Do this: Quote the records below in full, exactly as given, with the images taken out.

============================================================

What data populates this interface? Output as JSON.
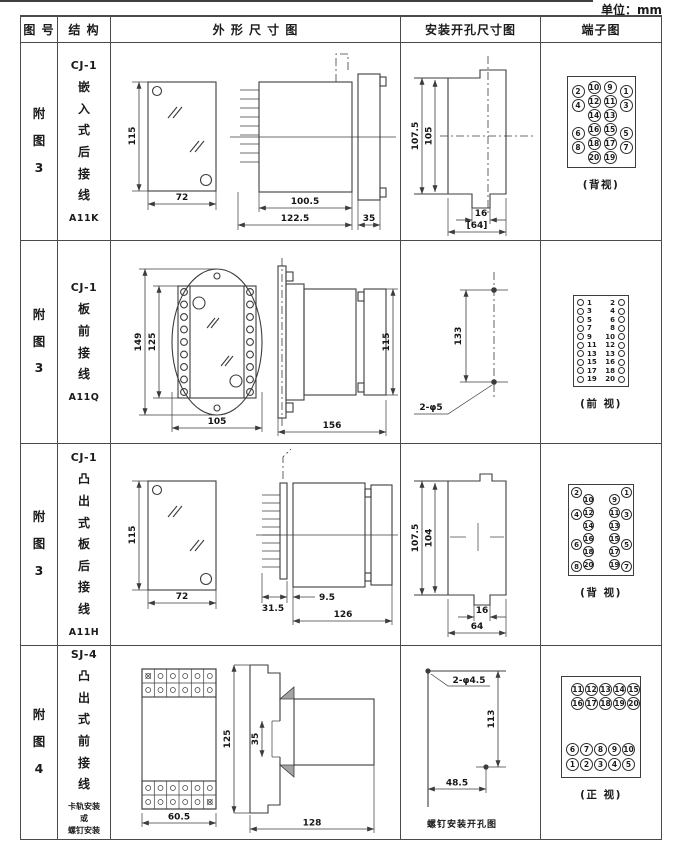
{
  "page": {
    "unit_label": "单位：mm"
  },
  "header": {
    "fig": "图 号",
    "structure": "结 构",
    "outline": "外 形 尺 寸 图",
    "mounting": "安装开孔尺寸图",
    "terminal": "端子图"
  },
  "rows": [
    {
      "fig": "附图3",
      "structure": {
        "model": "CJ-1",
        "desc": "嵌入式后接线",
        "code": "A11K"
      },
      "outline": {
        "h": "115",
        "w": "72",
        "d1": "100.5",
        "d2": "122.5",
        "d3": "35"
      },
      "mounting": {
        "v1": "107.5",
        "v2": "105",
        "n1": "16",
        "n2": "[64]"
      },
      "terminal": {
        "caption": "(背视)",
        "outer_left": [
          "2",
          "4",
          "6",
          "8"
        ],
        "inner_left": [
          "10",
          "12",
          "14",
          "16",
          "18",
          "20"
        ],
        "inner_right": [
          "9",
          "11",
          "13",
          "15",
          "17",
          "19"
        ],
        "outer_right": [
          "1",
          "3",
          "5",
          "7"
        ]
      }
    },
    {
      "fig": "附图3",
      "structure": {
        "model": "CJ-1",
        "desc": "板前接线",
        "code": "A11Q"
      },
      "outline": {
        "v1": "149",
        "v2": "125",
        "w": "105",
        "len": "156",
        "h": "115"
      },
      "mounting": {
        "dist": "133",
        "holes": "2-φ5"
      },
      "terminal": {
        "caption": "(前 视)",
        "left": [
          "1",
          "3",
          "5",
          "7",
          "9",
          "11",
          "13",
          "15",
          "17",
          "19"
        ],
        "right": [
          "2",
          "4",
          "6",
          "8",
          "10",
          "12",
          "13",
          "16",
          "18",
          "20"
        ]
      }
    },
    {
      "fig": "附图3",
      "structure": {
        "model": "CJ-1",
        "desc": "凸出式板后接线",
        "code": "A11H"
      },
      "outline": {
        "h": "115",
        "w": "72",
        "d1": "31.5",
        "d2": "9.5",
        "d3": "126"
      },
      "mounting": {
        "v1": "107.5",
        "v2": "104",
        "n1": "16",
        "n2": "64"
      },
      "terminal": {
        "caption": "(背 视)",
        "outer_left": [
          "2",
          "4",
          "6",
          "8"
        ],
        "inner_left": [
          "10",
          "12",
          "14",
          "16",
          "18",
          "20"
        ],
        "inner_right": [
          "9",
          "11",
          "13",
          "15",
          "17",
          "19"
        ],
        "outer_right": [
          "1",
          "3",
          "5",
          "7"
        ]
      }
    },
    {
      "fig": "附图4",
      "structure": {
        "model": "SJ-4",
        "desc": "凸出式前接线",
        "note": "卡轨安装\n或\n螺钉安装"
      },
      "outline": {
        "w": "60.5",
        "h": "125",
        "slot": "35",
        "len": "128"
      },
      "mounting": {
        "holes": "2-φ4.5",
        "v": "113",
        "w": "48.5",
        "caption": "螺钉安装开孔图"
      },
      "terminal": {
        "caption": "(正 视)",
        "row1": [
          "11",
          "12",
          "13",
          "14",
          "15"
        ],
        "row2": [
          "16",
          "17",
          "18",
          "19",
          "20"
        ],
        "row3": [
          "6",
          "7",
          "8",
          "9",
          "10"
        ],
        "row4": [
          "1",
          "2",
          "3",
          "4",
          "5"
        ]
      }
    }
  ]
}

============================================================

Solution for this task:
What data populates this interface? Output as JSON.
{
  "page": {
    "unit_label": "单位：mm"
  },
  "header": {
    "fig": "图 号",
    "structure": "结 构",
    "outline": "外 形 尺 寸 图",
    "mounting": "安装开孔尺寸图",
    "terminal": "端子图"
  },
  "rows": [
    {
      "fig": "附图3",
      "structure": {
        "model": "CJ-1",
        "desc": "嵌入式后接线",
        "code": "A11K"
      },
      "outline": {
        "h": "115",
        "w": "72",
        "d1": "100.5",
        "d2": "122.5",
        "d3": "35"
      },
      "mounting": {
        "v1": "107.5",
        "v2": "105",
        "n1": "16",
        "n2": "[64]"
      },
      "terminal": {
        "caption": "(背视)",
        "outer_left": [
          "2",
          "4",
          "6",
          "8"
        ],
        "inner_left": [
          "10",
          "12",
          "14",
          "16",
          "18",
          "20"
        ],
        "inner_right": [
          "9",
          "11",
          "13",
          "15",
          "17",
          "19"
        ],
        "outer_right": [
          "1",
          "3",
          "5",
          "7"
        ]
      }
    },
    {
      "fig": "附图3",
      "structure": {
        "model": "CJ-1",
        "desc": "板前接线",
        "code": "A11Q"
      },
      "outline": {
        "v1": "149",
        "v2": "125",
        "w": "105",
        "len": "156",
        "h": "115"
      },
      "mounting": {
        "dist": "133",
        "holes": "2-φ5"
      },
      "terminal": {
        "caption": "(前 视)",
        "left": [
          "1",
          "3",
          "5",
          "7",
          "9",
          "11",
          "13",
          "15",
          "17",
          "19"
        ],
        "right": [
          "2",
          "4",
          "6",
          "8",
          "10",
          "12",
          "13",
          "16",
          "18",
          "20"
        ]
      }
    },
    {
      "fig": "附图3",
      "structure": {
        "model": "CJ-1",
        "desc": "凸出式板后接线",
        "code": "A11H"
      },
      "outline": {
        "h": "115",
        "w": "72",
        "d1": "31.5",
        "d2": "9.5",
        "d3": "126"
      },
      "mounting": {
        "v1": "107.5",
        "v2": "104",
        "n1": "16",
        "n2": "64"
      },
      "terminal": {
        "caption": "(背 视)",
        "outer_left": [
          "2",
          "4",
          "6",
          "8"
        ],
        "inner_left": [
          "10",
          "12",
          "14",
          "16",
          "18",
          "20"
        ],
        "inner_right": [
          "9",
          "11",
          "13",
          "15",
          "17",
          "19"
        ],
        "outer_right": [
          "1",
          "3",
          "5",
          "7"
        ]
      }
    },
    {
      "fig": "附图4",
      "structure": {
        "model": "SJ-4",
        "desc": "凸出式前接线",
        "note": "卡轨安装\n或\n螺钉安装"
      },
      "outline": {
        "w": "60.5",
        "h": "125",
        "slot": "35",
        "len": "128"
      },
      "mounting": {
        "holes": "2-φ4.5",
        "v": "113",
        "w": "48.5",
        "caption": "螺钉安装开孔图"
      },
      "terminal": {
        "caption": "(正 视)",
        "row1": [
          "11",
          "12",
          "13",
          "14",
          "15"
        ],
        "row2": [
          "16",
          "17",
          "18",
          "19",
          "20"
        ],
        "row3": [
          "6",
          "7",
          "8",
          "9",
          "10"
        ],
        "row4": [
          "1",
          "2",
          "3",
          "4",
          "5"
        ]
      }
    }
  ]
}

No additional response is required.